Some records:
----

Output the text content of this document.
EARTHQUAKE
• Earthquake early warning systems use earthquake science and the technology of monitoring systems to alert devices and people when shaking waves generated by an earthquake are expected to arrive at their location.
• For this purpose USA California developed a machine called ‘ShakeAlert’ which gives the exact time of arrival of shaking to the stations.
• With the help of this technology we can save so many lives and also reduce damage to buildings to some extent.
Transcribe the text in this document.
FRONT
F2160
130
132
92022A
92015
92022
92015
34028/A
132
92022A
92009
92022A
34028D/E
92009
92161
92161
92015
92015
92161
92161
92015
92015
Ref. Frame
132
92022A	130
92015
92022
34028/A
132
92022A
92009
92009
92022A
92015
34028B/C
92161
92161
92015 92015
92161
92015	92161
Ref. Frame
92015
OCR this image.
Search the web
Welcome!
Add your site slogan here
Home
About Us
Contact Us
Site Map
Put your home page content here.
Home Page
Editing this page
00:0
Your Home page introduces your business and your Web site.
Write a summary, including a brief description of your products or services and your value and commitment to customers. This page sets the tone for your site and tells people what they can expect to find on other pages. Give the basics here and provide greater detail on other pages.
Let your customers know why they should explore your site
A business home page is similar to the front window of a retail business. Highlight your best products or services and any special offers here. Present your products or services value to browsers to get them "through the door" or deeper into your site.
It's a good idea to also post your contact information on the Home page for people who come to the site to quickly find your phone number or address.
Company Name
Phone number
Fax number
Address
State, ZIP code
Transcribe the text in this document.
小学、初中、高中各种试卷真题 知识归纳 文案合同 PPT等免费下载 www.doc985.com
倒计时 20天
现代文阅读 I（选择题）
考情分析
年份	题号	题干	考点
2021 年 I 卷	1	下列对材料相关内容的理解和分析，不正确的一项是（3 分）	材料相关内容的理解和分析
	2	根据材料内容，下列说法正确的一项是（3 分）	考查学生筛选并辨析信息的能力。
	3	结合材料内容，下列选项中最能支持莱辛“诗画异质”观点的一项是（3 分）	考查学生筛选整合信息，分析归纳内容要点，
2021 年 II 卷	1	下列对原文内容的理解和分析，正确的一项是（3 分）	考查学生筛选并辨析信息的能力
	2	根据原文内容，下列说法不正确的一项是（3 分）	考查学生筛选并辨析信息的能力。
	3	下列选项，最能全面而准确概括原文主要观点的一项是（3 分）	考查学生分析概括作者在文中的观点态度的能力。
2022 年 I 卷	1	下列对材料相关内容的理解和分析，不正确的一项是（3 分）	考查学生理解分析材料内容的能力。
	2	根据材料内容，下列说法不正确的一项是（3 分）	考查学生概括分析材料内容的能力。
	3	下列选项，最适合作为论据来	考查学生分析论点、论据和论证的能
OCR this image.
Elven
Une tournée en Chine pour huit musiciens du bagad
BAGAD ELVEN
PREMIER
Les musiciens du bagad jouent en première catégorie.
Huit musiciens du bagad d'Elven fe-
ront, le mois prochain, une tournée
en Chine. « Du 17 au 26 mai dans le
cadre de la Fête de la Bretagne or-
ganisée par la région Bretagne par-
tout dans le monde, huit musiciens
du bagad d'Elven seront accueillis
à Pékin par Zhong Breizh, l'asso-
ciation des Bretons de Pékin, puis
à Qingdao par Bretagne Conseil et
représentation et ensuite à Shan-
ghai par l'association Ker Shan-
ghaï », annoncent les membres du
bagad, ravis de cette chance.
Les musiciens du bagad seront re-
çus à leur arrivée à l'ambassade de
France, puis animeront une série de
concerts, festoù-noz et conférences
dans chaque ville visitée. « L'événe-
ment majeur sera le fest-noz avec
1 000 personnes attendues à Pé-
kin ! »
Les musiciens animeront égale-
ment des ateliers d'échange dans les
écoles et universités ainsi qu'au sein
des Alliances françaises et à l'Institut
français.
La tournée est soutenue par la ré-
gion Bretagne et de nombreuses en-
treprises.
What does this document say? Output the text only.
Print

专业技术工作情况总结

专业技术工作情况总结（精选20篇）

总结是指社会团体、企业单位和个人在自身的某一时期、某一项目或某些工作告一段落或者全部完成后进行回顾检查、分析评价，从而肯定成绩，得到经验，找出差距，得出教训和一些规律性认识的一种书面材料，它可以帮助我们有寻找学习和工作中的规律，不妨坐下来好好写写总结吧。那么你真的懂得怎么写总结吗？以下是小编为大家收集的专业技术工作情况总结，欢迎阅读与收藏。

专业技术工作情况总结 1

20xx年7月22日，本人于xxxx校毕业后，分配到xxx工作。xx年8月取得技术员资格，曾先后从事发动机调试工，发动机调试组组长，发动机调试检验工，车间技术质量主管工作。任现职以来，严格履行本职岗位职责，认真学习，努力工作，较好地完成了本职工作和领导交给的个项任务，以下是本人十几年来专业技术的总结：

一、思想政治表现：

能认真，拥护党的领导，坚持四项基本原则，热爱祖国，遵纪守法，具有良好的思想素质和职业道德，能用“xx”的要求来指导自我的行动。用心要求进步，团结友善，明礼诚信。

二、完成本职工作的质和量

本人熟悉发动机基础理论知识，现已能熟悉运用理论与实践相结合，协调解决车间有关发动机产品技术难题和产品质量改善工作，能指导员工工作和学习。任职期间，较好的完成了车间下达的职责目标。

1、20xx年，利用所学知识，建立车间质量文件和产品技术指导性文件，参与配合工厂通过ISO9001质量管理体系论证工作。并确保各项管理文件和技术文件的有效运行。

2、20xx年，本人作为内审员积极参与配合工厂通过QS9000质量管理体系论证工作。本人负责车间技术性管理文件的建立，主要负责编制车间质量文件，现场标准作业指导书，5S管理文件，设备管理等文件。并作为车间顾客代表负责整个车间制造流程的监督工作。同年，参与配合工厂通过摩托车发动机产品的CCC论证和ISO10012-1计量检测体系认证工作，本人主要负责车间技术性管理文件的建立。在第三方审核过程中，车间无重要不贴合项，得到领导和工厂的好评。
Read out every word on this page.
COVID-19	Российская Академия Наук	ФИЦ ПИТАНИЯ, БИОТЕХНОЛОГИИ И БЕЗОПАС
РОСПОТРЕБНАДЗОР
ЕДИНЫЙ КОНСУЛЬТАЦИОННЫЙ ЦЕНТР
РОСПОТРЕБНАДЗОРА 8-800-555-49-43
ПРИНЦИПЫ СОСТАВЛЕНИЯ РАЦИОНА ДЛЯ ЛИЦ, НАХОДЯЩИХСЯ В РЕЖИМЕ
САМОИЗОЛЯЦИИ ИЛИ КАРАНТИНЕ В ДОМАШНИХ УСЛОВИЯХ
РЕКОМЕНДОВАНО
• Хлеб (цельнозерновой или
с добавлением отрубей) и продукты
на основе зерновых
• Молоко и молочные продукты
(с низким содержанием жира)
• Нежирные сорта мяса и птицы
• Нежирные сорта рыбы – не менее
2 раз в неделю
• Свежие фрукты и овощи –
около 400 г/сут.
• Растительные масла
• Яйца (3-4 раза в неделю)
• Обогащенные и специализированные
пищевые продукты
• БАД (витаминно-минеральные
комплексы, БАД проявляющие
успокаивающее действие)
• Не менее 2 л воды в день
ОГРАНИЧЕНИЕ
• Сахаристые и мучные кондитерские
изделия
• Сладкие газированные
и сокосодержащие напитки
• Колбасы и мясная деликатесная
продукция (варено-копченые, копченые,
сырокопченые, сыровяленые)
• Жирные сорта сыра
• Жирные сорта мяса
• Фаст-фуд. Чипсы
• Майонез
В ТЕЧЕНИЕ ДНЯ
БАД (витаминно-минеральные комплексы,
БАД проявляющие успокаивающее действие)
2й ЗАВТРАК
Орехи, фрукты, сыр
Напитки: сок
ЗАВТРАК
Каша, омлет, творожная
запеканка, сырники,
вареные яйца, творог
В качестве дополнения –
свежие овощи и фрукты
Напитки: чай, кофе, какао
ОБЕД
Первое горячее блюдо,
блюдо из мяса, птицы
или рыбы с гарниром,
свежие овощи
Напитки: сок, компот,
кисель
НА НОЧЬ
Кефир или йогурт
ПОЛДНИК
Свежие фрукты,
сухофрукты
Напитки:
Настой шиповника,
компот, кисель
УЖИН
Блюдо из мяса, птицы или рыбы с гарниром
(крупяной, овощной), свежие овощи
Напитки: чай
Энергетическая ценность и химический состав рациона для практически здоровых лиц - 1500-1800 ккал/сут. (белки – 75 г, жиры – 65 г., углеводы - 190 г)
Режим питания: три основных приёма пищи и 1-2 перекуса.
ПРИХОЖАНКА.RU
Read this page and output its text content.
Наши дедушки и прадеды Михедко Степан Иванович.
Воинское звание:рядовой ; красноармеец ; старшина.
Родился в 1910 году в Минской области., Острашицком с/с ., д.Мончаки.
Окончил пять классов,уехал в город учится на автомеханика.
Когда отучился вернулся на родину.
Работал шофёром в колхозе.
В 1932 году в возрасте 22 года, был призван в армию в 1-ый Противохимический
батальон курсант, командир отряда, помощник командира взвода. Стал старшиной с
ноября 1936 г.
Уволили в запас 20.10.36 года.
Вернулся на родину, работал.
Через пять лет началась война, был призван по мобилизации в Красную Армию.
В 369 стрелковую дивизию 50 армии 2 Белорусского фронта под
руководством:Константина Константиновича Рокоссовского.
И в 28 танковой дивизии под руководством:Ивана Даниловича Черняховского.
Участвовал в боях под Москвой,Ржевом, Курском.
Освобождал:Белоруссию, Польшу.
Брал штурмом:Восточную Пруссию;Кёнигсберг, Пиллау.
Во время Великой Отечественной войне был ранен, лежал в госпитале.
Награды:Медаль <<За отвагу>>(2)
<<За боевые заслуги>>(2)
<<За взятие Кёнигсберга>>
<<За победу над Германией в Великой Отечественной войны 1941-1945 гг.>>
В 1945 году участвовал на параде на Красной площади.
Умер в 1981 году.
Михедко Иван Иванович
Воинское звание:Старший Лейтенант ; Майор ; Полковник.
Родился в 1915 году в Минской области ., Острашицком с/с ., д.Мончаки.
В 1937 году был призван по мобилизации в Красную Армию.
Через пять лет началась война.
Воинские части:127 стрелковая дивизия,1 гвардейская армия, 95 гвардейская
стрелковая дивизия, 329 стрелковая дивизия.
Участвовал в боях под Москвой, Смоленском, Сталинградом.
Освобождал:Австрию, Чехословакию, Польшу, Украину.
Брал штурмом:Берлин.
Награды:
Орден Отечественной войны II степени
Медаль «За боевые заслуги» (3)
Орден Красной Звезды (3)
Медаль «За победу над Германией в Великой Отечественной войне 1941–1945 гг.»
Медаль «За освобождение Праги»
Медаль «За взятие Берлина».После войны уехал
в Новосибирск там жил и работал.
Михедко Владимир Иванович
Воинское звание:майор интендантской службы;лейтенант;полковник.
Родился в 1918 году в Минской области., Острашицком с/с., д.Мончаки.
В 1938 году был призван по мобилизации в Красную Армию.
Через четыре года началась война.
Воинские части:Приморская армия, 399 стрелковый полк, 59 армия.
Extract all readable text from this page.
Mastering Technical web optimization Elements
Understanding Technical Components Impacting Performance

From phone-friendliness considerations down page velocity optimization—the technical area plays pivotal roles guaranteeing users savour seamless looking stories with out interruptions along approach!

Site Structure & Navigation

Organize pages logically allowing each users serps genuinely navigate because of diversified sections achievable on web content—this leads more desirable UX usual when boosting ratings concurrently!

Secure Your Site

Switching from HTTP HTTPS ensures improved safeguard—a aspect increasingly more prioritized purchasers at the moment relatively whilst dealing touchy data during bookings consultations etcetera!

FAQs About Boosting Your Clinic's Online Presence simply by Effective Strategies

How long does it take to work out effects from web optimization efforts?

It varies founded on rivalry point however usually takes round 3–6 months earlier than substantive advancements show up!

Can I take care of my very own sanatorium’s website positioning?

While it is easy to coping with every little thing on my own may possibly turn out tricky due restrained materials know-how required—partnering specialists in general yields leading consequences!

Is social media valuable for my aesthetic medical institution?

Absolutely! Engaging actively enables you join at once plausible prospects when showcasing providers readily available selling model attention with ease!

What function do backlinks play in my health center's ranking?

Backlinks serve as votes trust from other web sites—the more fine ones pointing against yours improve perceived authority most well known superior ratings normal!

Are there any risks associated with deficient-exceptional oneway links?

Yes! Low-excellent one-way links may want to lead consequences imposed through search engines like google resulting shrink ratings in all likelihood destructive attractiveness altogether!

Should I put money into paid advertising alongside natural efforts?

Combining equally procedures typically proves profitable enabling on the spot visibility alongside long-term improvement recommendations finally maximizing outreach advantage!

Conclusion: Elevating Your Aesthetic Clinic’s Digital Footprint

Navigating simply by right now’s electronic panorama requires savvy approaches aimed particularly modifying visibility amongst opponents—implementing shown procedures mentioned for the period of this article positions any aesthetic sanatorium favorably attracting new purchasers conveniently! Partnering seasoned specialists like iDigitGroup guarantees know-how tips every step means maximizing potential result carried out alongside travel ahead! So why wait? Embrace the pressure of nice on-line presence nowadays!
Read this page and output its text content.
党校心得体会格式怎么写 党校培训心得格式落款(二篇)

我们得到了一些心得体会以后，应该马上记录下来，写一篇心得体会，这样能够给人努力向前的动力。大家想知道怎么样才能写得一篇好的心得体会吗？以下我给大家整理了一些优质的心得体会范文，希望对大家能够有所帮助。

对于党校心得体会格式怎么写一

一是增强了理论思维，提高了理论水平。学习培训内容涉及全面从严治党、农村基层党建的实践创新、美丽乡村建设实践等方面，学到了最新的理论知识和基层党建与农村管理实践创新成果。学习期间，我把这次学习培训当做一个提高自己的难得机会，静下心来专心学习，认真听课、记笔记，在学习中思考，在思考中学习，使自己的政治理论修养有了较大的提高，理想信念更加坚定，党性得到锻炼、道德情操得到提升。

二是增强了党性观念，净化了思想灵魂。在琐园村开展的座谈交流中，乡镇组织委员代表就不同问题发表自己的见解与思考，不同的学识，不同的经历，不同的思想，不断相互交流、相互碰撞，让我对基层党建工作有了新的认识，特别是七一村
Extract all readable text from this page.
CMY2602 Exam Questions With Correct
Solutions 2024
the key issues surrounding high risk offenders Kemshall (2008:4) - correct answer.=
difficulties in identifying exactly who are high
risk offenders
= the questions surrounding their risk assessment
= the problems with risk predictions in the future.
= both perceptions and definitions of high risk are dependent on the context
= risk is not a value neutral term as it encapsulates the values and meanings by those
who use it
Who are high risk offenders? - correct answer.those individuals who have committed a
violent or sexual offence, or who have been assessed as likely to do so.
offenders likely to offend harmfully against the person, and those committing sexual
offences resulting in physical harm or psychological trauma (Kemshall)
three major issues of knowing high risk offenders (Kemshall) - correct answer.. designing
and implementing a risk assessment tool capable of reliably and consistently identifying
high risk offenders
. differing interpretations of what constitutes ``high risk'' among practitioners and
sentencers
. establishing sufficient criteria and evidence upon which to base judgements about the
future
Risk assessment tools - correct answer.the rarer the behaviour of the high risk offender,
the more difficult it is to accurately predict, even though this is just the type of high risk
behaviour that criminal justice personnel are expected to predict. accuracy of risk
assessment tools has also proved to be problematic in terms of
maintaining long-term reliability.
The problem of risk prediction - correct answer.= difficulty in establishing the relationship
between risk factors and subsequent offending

----

Check the records above line by line and tally those holding the string "действие". Answer with the number only.

# Exercise solution
2